Cak Durasim bisa mengatasi celah-celah kekurangan dalam pementasan seni tradisi. Mengapa kita tidak bisa? Marilah kita belajar kepada Cak Durasim atau berpijak pada Teater Miskin-nya Jerzy Grotowski. Saya memilih Cak Durasim, karena ia lebih dekat dengan seni pertunjukan kita, seni kita. Saya memilih Jerzy Grotowski karena masalah yang dikemukakan sama dengan pertunjukan kita saat ini. Konsepnya bisa ditarik ke dunia seni tradisi maupun seni modern. Konsep teater miskinnya Jerzy Grotowski ini sangat lentur dan sesuai dengan perkembang seni pertunjukan kita. Sehingga dapat mengatasi kegelisahan kita dalam berkesenian, berteater. Baik yang modern maupun tradisional. Di lingkungan kampus maupun khalayak umum. Walaupun Jerzy Grotowski berangkat dari teater modern.

Jerzy Grotowski pernah mengatakan bahwa hanya ada satu unsur di mana film dan TV tidak dapat merampok teater: dekatnya organisme yang hidup. Karena kedekatan itulah, setiap tantangan dari sang aktor, setiap lakunya yang magis (yang tak bisa dihasilkan oleh penonton) menjadi sesuatu yang besar, sesuatu yang luar biasa, sesuatu yang mendekati ekstase. Oleh sebab itulah kita perlu menghilangkan jarak yang ada antara aktor dan penonton dengan cara pengaturan kembali tata–pentas, menyingkirkan semua garis perbatasan. Usahakan agar adegan-adegan yang terjadi di depan para penonton, seolah-olah mereka dapat dijangkau oleh aktor, dapat merasakan tarikan napas dan mencium bau keringatnya. Untuk itu kita membutuhkan teater. Dengan ini penonton dapat dirangsang untuk mengadakan atau melakukan analisa diri ketika dihadapkan dengan aktor maka tentu sudah harus ada beberapa persamaan dasar antara keduanya —sesuatu yang dapat mereka tolak dalam suatu sikap atau mengadakan upacara bersama. Oleh sebab itu teater harus menyerang apa yang biasa disebut “kebencian-kebencian kolektif masyarakat yang tak berdasar”, akar bawah sadar kolektif atau mungkin juga terlalu sadar, mitos-mitos yang bukanlah ditemukan oleh pikiran-pikiran tetapi diwariskan lewat darah seseorang, agama, kebudayaan atau iklim.

DATA MENTAH ->
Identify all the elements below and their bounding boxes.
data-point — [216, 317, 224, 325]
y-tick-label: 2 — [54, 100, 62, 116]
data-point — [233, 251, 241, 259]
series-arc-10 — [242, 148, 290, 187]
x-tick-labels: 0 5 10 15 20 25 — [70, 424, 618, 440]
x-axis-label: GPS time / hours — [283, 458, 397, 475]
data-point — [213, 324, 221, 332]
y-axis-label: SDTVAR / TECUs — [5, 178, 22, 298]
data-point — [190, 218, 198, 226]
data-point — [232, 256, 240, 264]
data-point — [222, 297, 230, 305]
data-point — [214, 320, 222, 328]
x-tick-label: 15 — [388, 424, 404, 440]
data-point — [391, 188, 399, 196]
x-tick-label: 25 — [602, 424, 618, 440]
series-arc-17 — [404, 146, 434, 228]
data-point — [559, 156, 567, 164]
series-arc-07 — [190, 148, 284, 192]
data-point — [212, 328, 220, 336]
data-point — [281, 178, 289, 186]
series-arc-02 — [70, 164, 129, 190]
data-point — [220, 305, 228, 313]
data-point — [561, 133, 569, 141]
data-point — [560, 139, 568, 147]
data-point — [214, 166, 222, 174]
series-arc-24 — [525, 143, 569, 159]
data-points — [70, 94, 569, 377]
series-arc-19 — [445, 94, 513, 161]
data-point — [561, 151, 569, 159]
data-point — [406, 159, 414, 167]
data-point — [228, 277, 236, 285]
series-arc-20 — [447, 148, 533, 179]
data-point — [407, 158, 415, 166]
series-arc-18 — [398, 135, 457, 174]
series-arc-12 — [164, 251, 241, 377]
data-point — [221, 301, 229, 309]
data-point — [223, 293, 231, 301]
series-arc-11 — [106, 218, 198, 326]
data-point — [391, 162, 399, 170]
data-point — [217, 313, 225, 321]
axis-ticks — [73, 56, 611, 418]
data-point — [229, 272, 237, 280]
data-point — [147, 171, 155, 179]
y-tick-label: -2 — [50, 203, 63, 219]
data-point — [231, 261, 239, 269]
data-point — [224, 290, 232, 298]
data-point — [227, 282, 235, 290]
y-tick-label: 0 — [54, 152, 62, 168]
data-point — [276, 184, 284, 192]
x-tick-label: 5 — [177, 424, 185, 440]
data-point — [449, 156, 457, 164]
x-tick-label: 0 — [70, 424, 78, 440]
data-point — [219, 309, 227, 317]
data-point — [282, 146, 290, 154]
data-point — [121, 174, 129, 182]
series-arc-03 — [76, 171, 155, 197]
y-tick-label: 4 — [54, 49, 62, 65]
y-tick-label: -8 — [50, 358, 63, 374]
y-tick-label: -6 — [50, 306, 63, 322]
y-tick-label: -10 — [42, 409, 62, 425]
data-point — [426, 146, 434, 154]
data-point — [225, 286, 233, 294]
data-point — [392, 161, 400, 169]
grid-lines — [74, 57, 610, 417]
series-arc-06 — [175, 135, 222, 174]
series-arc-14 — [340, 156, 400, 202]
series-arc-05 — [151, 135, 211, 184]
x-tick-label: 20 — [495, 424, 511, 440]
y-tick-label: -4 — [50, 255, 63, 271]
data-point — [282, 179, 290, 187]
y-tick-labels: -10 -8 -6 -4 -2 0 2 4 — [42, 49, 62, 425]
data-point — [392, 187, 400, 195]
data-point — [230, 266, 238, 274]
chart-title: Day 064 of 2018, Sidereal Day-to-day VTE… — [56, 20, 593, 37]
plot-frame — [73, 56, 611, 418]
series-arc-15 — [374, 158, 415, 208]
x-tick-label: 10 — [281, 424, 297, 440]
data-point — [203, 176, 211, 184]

SOAL TERTULIS 1 -> Ambil baris-baris data mentah tanpa perubahan apa pun, dari baris pertama sampai baris yang memuat "data-point — [232, 256, 240, 264]", termasuk baris itu sendiri.
SOAL TERTULIS 2 -> Tulis lanjutan kutipan tentang teater, dimulai sesudah kalimat terakhirnya.
Kutipan tentang teater dan baris data di atas diambil dari sumber yang berbeda.

JAWABAN 1 ->
Identify all the elements below and their bounding boxes.
data-point — [216, 317, 224, 325]
y-tick-label: 2 — [54, 100, 62, 116]
data-point — [233, 251, 241, 259]
series-arc-10 — [242, 148, 290, 187]
x-tick-labels: 0 5 10 15 20 25 — [70, 424, 618, 440]
x-axis-label: GPS time / hours — [283, 458, 397, 475]
data-point — [213, 324, 221, 332]
y-axis-label: SDTVAR / TECUs — [5, 178, 22, 298]
data-point — [190, 218, 198, 226]
data-point — [232, 256, 240, 264]

JAWABAN 2 ->
Dengan cara-cara demikian kita dapat menumbuh kembangkan dunia seni tradisi, teater, seperti ludruk, ketoprak, kentrung. Karena kita dapat melampaui keinginan masyarakat. Dan menjadikan masyarakat sebagai penonton yang kreatif, penuh dengan pemikiran-pemikiran baru.

Bagaimana untuk menjadikan suatu pertunjukan menjadi bermakna, penuh dengan pemikiran-pemikiran yang bermutu? Ini adalah tugas seorang intelektual dan lembaga-lembaga kesenian untuk terjun langsung kepada masyarakat pemiliknya. Untuk memberi pengetahuan (bukan pengarahan) atau terjun langsung membentuk suatu pertunjukan. Seperti yang pernah kita ketahui bahwa di lingkungan kita banyak bermunculan lembaga-lembaga kesenian. Di Surabaya ada DKJT, Taman Budaya, DKS. Di Sidorajo ada Dewan Kesenian Sidoarjo. Di Malang ada Dewan Kesenian Malang. Tapi, bagaimana keterlibatan mereka untuk melestarikan seni tradisi menjadi bermakna di hadapan masyarakatnya? Keterlibatan lembaga kesenian ini diperlukan secara serius, tapi, seperti yang pernah saya lihat, keterlibatan lembaga-lembaga ini hanya sebatas sebagai penanggap. “Penanggap” seni tradisi bukan suatu solusi yang mutlak untuk melestarikan seni tradisi. Penanggap ini pun sifatnya hanya temporer.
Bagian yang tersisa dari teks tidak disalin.